◆ **DESCRIPTION OF THE TASK**:
Count every line below that holds "apenas". Number only.

◆ **PROVIDED ENTRIES**:
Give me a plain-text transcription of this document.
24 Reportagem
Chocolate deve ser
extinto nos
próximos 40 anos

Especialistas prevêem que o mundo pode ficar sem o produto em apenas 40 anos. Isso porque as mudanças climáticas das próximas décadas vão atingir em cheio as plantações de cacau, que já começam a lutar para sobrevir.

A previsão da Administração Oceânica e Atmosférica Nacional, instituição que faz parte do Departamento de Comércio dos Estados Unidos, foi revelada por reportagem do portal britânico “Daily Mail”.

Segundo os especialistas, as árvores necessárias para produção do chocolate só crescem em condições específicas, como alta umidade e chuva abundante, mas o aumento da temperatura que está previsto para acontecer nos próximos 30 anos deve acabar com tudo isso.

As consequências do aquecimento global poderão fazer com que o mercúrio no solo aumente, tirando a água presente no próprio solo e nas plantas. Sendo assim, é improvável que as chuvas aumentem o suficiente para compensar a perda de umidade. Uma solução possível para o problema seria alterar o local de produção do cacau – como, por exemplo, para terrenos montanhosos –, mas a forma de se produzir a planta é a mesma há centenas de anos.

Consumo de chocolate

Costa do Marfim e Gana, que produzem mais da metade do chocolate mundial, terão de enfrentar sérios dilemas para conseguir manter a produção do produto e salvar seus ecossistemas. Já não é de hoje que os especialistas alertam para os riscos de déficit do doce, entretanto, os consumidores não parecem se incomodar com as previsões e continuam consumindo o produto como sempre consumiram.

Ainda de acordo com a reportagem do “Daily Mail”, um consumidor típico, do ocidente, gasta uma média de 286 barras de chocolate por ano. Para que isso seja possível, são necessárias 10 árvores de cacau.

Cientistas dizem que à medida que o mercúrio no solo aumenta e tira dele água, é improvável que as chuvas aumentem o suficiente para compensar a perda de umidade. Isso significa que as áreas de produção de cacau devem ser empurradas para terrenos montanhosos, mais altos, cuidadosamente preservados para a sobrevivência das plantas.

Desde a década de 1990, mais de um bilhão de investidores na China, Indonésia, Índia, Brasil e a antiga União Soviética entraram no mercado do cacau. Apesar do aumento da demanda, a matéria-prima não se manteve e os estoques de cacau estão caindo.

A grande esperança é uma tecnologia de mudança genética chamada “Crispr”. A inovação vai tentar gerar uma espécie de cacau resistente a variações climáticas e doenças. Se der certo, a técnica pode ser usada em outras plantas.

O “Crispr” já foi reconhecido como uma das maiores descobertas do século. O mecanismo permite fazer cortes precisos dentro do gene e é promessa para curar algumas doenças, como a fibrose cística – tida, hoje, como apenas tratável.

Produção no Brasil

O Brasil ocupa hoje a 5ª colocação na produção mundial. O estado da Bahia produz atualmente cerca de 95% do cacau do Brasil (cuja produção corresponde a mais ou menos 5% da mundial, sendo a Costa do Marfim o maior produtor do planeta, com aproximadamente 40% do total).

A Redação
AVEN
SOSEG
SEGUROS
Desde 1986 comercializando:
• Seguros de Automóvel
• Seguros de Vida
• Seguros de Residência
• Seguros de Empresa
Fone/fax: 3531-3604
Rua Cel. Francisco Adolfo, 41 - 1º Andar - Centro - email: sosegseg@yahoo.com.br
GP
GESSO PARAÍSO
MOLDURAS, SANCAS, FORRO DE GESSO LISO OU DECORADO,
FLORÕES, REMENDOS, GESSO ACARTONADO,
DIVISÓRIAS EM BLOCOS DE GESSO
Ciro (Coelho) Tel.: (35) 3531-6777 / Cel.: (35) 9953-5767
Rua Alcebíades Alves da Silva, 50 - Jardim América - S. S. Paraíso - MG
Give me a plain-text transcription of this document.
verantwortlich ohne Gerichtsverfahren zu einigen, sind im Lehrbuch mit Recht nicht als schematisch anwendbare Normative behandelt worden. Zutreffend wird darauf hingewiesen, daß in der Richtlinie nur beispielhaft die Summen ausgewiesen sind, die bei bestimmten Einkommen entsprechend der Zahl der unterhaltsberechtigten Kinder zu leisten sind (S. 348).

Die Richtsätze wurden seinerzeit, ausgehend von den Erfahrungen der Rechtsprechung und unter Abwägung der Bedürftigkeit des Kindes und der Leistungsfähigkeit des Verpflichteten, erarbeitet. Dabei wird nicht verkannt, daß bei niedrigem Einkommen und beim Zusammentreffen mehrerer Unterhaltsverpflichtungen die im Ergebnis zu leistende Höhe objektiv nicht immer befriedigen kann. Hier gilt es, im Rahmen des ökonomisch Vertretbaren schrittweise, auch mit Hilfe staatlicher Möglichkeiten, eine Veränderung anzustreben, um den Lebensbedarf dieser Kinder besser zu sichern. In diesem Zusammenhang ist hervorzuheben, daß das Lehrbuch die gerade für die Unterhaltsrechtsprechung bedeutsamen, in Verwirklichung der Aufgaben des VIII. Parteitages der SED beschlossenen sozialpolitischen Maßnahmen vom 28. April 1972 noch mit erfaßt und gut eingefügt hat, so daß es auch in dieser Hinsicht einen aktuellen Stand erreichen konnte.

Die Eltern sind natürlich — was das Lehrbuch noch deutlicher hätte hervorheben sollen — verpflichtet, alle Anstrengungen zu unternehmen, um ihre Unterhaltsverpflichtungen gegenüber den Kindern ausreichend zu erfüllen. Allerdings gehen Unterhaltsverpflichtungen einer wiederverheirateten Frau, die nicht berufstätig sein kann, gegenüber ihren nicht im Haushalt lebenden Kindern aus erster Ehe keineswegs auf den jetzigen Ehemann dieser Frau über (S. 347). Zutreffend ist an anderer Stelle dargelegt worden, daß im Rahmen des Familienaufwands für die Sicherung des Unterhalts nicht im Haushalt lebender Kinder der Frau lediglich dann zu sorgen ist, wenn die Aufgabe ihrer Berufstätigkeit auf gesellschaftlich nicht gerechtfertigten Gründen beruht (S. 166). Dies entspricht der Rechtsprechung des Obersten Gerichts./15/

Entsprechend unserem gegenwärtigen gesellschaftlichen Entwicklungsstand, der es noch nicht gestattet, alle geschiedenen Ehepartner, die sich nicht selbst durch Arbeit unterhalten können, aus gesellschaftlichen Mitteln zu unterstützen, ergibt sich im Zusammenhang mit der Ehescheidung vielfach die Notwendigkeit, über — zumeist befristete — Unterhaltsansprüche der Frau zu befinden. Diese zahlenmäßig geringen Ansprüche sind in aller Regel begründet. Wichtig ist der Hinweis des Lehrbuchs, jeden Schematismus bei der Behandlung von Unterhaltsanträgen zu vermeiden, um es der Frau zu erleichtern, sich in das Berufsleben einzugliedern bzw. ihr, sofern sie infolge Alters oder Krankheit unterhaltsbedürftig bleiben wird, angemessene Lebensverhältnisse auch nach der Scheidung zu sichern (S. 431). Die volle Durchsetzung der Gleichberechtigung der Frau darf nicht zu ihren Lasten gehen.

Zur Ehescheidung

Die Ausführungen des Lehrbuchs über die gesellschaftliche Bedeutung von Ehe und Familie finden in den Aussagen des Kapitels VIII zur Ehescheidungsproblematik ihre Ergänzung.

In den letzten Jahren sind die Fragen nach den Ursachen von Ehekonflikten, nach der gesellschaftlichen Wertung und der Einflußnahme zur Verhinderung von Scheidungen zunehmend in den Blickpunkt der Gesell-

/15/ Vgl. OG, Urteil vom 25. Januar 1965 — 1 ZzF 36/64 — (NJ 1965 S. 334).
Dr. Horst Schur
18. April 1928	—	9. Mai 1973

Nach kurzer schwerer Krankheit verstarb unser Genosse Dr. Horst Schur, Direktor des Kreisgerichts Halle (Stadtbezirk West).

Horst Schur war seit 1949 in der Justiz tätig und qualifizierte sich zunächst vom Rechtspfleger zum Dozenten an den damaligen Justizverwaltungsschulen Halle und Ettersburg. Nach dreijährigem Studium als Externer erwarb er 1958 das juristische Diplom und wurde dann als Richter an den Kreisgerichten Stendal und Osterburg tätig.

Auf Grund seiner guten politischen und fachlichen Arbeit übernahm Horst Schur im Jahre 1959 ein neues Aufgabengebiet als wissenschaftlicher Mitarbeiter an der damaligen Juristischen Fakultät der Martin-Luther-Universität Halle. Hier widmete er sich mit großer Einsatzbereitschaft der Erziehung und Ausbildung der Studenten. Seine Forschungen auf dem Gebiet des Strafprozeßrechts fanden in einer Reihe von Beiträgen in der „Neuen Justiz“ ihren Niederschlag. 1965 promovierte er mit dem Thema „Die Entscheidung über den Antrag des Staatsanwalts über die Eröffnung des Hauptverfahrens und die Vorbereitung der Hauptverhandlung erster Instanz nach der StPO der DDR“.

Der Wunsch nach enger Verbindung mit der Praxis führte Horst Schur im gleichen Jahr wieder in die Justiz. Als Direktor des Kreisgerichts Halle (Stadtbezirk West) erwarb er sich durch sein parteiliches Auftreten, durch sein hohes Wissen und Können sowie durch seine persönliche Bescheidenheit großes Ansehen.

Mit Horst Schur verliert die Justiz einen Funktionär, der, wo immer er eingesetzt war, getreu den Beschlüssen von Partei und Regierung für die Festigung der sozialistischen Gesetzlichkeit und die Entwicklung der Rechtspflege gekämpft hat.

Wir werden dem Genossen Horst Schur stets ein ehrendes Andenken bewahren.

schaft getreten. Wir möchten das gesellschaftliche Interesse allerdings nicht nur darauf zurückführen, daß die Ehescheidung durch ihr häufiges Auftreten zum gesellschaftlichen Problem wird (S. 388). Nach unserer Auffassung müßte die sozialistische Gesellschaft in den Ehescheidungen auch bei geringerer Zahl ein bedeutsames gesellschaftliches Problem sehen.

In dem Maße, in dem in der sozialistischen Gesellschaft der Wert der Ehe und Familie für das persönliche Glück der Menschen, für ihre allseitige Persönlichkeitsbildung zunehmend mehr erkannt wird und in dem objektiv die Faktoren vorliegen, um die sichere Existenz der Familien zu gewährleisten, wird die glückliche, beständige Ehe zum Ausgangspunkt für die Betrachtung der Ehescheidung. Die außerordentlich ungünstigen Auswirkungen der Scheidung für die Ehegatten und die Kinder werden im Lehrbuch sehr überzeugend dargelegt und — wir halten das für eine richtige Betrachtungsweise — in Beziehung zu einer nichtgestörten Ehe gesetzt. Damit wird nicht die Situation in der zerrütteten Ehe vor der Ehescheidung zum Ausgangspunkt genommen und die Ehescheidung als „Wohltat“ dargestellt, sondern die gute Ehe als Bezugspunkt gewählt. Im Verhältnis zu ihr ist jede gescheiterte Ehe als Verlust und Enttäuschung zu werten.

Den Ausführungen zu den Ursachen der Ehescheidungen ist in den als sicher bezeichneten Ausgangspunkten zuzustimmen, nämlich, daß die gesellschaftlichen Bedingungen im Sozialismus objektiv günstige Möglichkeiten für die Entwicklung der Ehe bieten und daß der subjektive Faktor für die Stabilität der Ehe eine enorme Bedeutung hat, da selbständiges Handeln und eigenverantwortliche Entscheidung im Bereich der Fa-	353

◆ **RESULT FOR THIS EXERCISE**:
2